#### LISTED RECORDS

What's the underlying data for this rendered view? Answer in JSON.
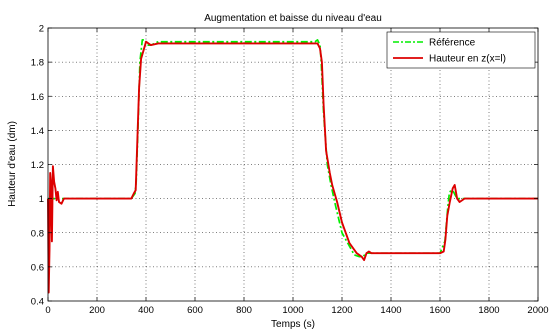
{
  "chart_data": {
    "type": "line",
    "title": "Augmentation et baisse du niveau d'eau",
    "xlabel": "Temps (s)",
    "ylabel": "Hauteur d'eau (dm)",
    "xlim": [
      0,
      2000
    ],
    "ylim": [
      0.4,
      2
    ],
    "xticks": [
      0,
      200,
      400,
      600,
      800,
      1000,
      1200,
      1400,
      1600,
      1800,
      2000
    ],
    "yticks": [
      0.4,
      0.6,
      0.8,
      1,
      1.2,
      1.4,
      1.6,
      1.8,
      2
    ],
    "xtick_labels": [
      "0",
      "200",
      "400",
      "600",
      "800",
      "1000",
      "1200",
      "1400",
      "1600",
      "1800",
      "2000"
    ],
    "ytick_labels": [
      "0.4",
      "0.6",
      "0.8",
      "1",
      "1.2",
      "1.4",
      "1.6",
      "1.8",
      "2"
    ],
    "grid": true,
    "legend_position": "top-right",
    "series": [
      {
        "name": "Référence",
        "color": "#00ee00",
        "style": "dash-dot",
        "x": [
          0,
          340,
          355,
          360,
          368,
          375,
          385,
          395,
          405,
          420,
          450,
          500,
          700,
          900,
          1090,
          1100,
          1110,
          1115,
          1125,
          1140,
          1155,
          1175,
          1200,
          1250,
          1270,
          1285,
          1300,
          1320,
          1400,
          1500,
          1600,
          1620,
          1632,
          1638,
          1645,
          1655,
          1670,
          1700,
          1800,
          2000
        ],
        "y": [
          1,
          1,
          1.03,
          1.1,
          1.45,
          1.8,
          1.93,
          1.93,
          1.9,
          1.9,
          1.92,
          1.92,
          1.92,
          1.92,
          1.92,
          1.93,
          1.9,
          1.8,
          1.5,
          1.2,
          1.08,
          0.95,
          0.8,
          0.67,
          0.66,
          0.66,
          0.68,
          0.68,
          0.68,
          0.68,
          0.68,
          0.75,
          0.95,
          1.03,
          1.05,
          1.04,
          1.0,
          1.0,
          1.0,
          1.0
        ]
      },
      {
        "name": "Hauteur en z(x=l)",
        "color": "#dd0000",
        "style": "solid",
        "x": [
          0,
          3,
          6,
          9,
          12,
          16,
          20,
          25,
          30,
          35,
          40,
          45,
          55,
          65,
          80,
          120,
          200,
          300,
          340,
          350,
          358,
          365,
          372,
          380,
          390,
          400,
          420,
          450,
          500,
          700,
          900,
          1100,
          1110,
          1118,
          1125,
          1135,
          1150,
          1160,
          1180,
          1200,
          1230,
          1260,
          1280,
          1290,
          1300,
          1310,
          1320,
          1330,
          1400,
          1500,
          1600,
          1615,
          1622,
          1630,
          1640,
          1652,
          1660,
          1670,
          1680,
          1700,
          1800,
          2000
        ],
        "y": [
          1,
          0.45,
          0.7,
          1.15,
          1.1,
          0.75,
          1.19,
          1.1,
          1.06,
          0.99,
          1.04,
          0.98,
          0.97,
          1.0,
          1.0,
          1.0,
          1.0,
          1.0,
          1.0,
          1.03,
          1.05,
          1.35,
          1.65,
          1.82,
          1.87,
          1.92,
          1.9,
          1.91,
          1.91,
          1.91,
          1.91,
          1.91,
          1.88,
          1.8,
          1.55,
          1.28,
          1.15,
          1.08,
          0.98,
          0.86,
          0.74,
          0.68,
          0.66,
          0.64,
          0.68,
          0.69,
          0.68,
          0.68,
          0.68,
          0.68,
          0.68,
          0.69,
          0.76,
          0.9,
          0.98,
          1.06,
          1.08,
          1.0,
          0.98,
          1.0,
          1.0,
          1.0
        ]
      }
    ]
  }
}
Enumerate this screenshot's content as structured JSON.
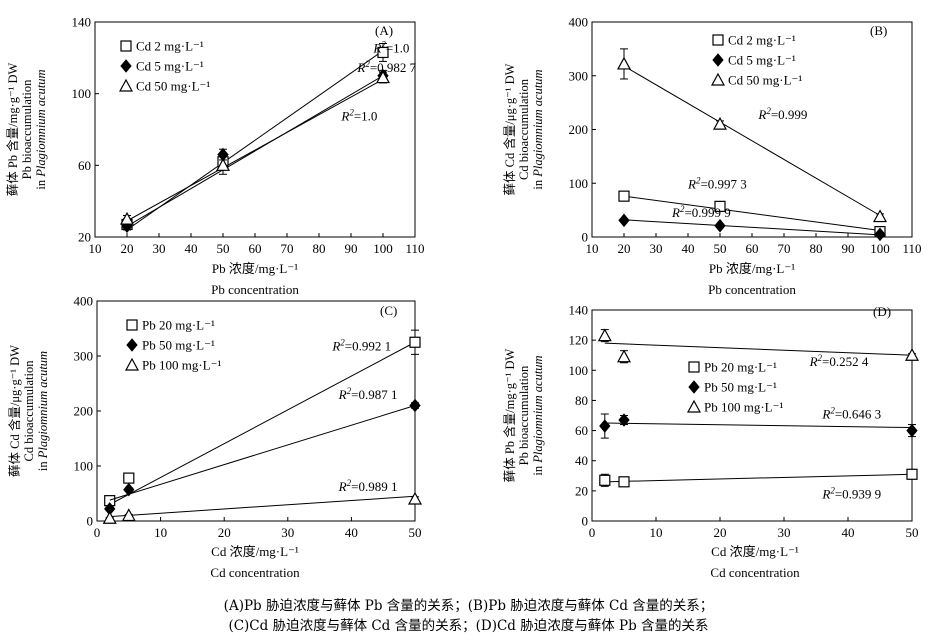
{
  "chart_data": [
    {
      "type": "line",
      "panel_label": "(A)",
      "xlabel": "Pb 浓度/mg·L⁻¹",
      "xlabel_en": "Pb concentration",
      "ylabel_cn": "藓体 Pb 含量/mg·g⁻¹ DW",
      "ylabel_en1": "Pb bioaccumulation",
      "ylabel_en2": "in Plagiomnium acutum",
      "xlim": [
        10,
        110
      ],
      "ylim": [
        20,
        140
      ],
      "xticks": [
        10,
        20,
        30,
        40,
        50,
        60,
        70,
        80,
        90,
        100,
        110
      ],
      "yticks": [
        20,
        60,
        100,
        140
      ],
      "legend_position": "top-left",
      "series": [
        {
          "name": "Cd 2 mg·L⁻¹",
          "marker": "square-open",
          "x": [
            20,
            50,
            100
          ],
          "y": [
            27,
            62,
            123
          ],
          "err": [
            3,
            4,
            5
          ],
          "fit": [
            [
              20,
              24
            ],
            [
              100,
              124
            ]
          ]
        },
        {
          "name": "Cd 5 mg·L⁻¹",
          "marker": "diamond-filled",
          "x": [
            20,
            50,
            100
          ],
          "y": [
            26,
            66,
            110
          ],
          "err": [
            2,
            3,
            3
          ],
          "fit": [
            [
              20,
              26
            ],
            [
              100,
              110
            ]
          ]
        },
        {
          "name": "Cd 50 mg·L⁻¹",
          "marker": "triangle-open",
          "x": [
            20,
            50,
            100
          ],
          "y": [
            30,
            60,
            109
          ],
          "err": [
            2,
            5,
            3
          ],
          "fit": [
            [
              20,
              29
            ],
            [
              100,
              108
            ]
          ]
        }
      ],
      "annotations": [
        {
          "text": "=1.0",
          "at": [
            97,
            123
          ]
        },
        {
          "text": "=0.982 7",
          "at": [
            92,
            112
          ]
        },
        {
          "text": "=1.0",
          "at": [
            87,
            85
          ]
        }
      ]
    },
    {
      "type": "line",
      "panel_label": "(B)",
      "xlabel": "Pb 浓度/mg·L⁻¹",
      "xlabel_en": "Pb concentration",
      "ylabel_cn": "藓体 Cd 含量/μg·g⁻¹ DW",
      "ylabel_en1": "Cd bioaccumulation",
      "ylabel_en2": "in Plagiomnium acutum",
      "xlim": [
        10,
        110
      ],
      "ylim": [
        0,
        400
      ],
      "xticks": [
        10,
        20,
        30,
        40,
        50,
        60,
        70,
        80,
        90,
        100,
        110
      ],
      "yticks": [
        0,
        100,
        200,
        300,
        400
      ],
      "legend_position": "top-right",
      "series": [
        {
          "name": "Cd 2 mg·L⁻¹",
          "marker": "square-open",
          "x": [
            20,
            50,
            100
          ],
          "y": [
            76,
            57,
            10
          ],
          "err": [
            4,
            3,
            2
          ],
          "fit": [
            [
              20,
              76
            ],
            [
              100,
              12
            ]
          ]
        },
        {
          "name": "Cd 5 mg·L⁻¹",
          "marker": "diamond-filled",
          "x": [
            20,
            50,
            100
          ],
          "y": [
            31,
            21,
            5
          ],
          "err": [
            3,
            3,
            1
          ],
          "fit": [
            [
              20,
              32
            ],
            [
              100,
              4
            ]
          ]
        },
        {
          "name": "Cd 50 mg·L⁻¹",
          "marker": "triangle-open",
          "x": [
            20,
            50,
            100
          ],
          "y": [
            322,
            210,
            38
          ],
          "err": [
            28,
            6,
            5
          ],
          "fit": [
            [
              20,
              318
            ],
            [
              100,
              40
            ]
          ]
        }
      ],
      "annotations": [
        {
          "text": "=0.999",
          "at": [
            62,
            220
          ]
        },
        {
          "text": "=0.997 3",
          "at": [
            40,
            90
          ]
        },
        {
          "text": "=0.999 9",
          "at": [
            35,
            37
          ]
        }
      ]
    },
    {
      "type": "line",
      "panel_label": "(C)",
      "xlabel": "Cd 浓度/mg·L⁻¹",
      "xlabel_en": "Cd concentration",
      "ylabel_cn": "藓体 Cd 含量/μg·g⁻¹ DW",
      "ylabel_en1": "Cd bioaccumulation",
      "ylabel_en2": "in Plagiomnium acutum",
      "xlim": [
        0,
        50
      ],
      "ylim": [
        0,
        400
      ],
      "xticks": [
        0,
        10,
        20,
        30,
        40,
        50
      ],
      "yticks": [
        0,
        100,
        200,
        300,
        400
      ],
      "legend_position": "top-left",
      "series": [
        {
          "name": "Pb 20 mg·L⁻¹",
          "marker": "square-open",
          "x": [
            2,
            5,
            50
          ],
          "y": [
            37,
            78,
            325
          ],
          "err": [
            5,
            5,
            22
          ],
          "fit": [
            [
              2,
              30
            ],
            [
              50,
              325
            ]
          ]
        },
        {
          "name": "Pb 50 mg·L⁻¹",
          "marker": "diamond-filled",
          "x": [
            2,
            5,
            50
          ],
          "y": [
            22,
            57,
            210
          ],
          "err": [
            3,
            3,
            5
          ],
          "fit": [
            [
              2,
              38
            ],
            [
              50,
              210
            ]
          ]
        },
        {
          "name": "Pb 100 mg·L⁻¹",
          "marker": "triangle-open",
          "x": [
            2,
            5,
            50
          ],
          "y": [
            5,
            10,
            40
          ],
          "err": [
            1,
            2,
            4
          ],
          "fit": [
            [
              2,
              8
            ],
            [
              50,
              45
            ]
          ]
        }
      ],
      "annotations": [
        {
          "text": "=0.992 1",
          "at": [
            37,
            310
          ]
        },
        {
          "text": "=0.987 1",
          "at": [
            38,
            222
          ]
        },
        {
          "text": "=0.989 1",
          "at": [
            38,
            55
          ]
        }
      ]
    },
    {
      "type": "line",
      "panel_label": "(D)",
      "xlabel": "Cd 浓度/mg·L⁻¹",
      "xlabel_en": "Cd concentration",
      "ylabel_cn": "藓体 Pb 含量/mg·g⁻¹ DW",
      "ylabel_en1": "Pb bioaccumulation",
      "ylabel_en2": "in Plagiomnium acutum",
      "xlim": [
        0,
        50
      ],
      "ylim": [
        0,
        140
      ],
      "xticks": [
        0,
        10,
        20,
        30,
        40,
        50
      ],
      "yticks": [
        0,
        20,
        40,
        60,
        80,
        100,
        120,
        140
      ],
      "legend_position": "center",
      "series": [
        {
          "name": "Pb 20 mg·L⁻¹",
          "marker": "square-open",
          "x": [
            2,
            5,
            50
          ],
          "y": [
            27,
            26,
            31
          ],
          "err": [
            4,
            2,
            1
          ],
          "fit": [
            [
              2,
              26
            ],
            [
              50,
              31
            ]
          ]
        },
        {
          "name": "Pb 50 mg·L⁻¹",
          "marker": "diamond-filled",
          "x": [
            2,
            5,
            50
          ],
          "y": [
            63,
            67,
            60
          ],
          "err": [
            8,
            3,
            4
          ],
          "fit": [
            [
              2,
              65
            ],
            [
              50,
              62
            ]
          ]
        },
        {
          "name": "Pb 100 mg·L⁻¹",
          "marker": "triangle-open",
          "x": [
            2,
            5,
            50
          ],
          "y": [
            123,
            109,
            110
          ],
          "err": [
            4,
            4,
            1
          ],
          "fit": [
            [
              2,
              118
            ],
            [
              50,
              110
            ]
          ]
        }
      ],
      "annotations": [
        {
          "text": "=0.252 4",
          "at": [
            34,
            103
          ]
        },
        {
          "text": "=0.646 3",
          "at": [
            36,
            68
          ]
        },
        {
          "text": "=0.939 9",
          "at": [
            36,
            15
          ]
        }
      ]
    }
  ],
  "captions": [
    "(A)Pb 胁迫浓度与藓体 Pb 含量的关系；(B)Pb 胁迫浓度与藓体 Cd 含量的关系；",
    "(C)Cd 胁迫浓度与藓体 Cd 含量的关系；(D)Cd 胁迫浓度与藓体 Pb 含量的关系"
  ]
}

########

### [THE EXERCISE]
Gather all lines where the word "right" appears.

### [EXERCISE SOLUTION]
    "legend_position": "top-right",
      "legend_position": "top-right",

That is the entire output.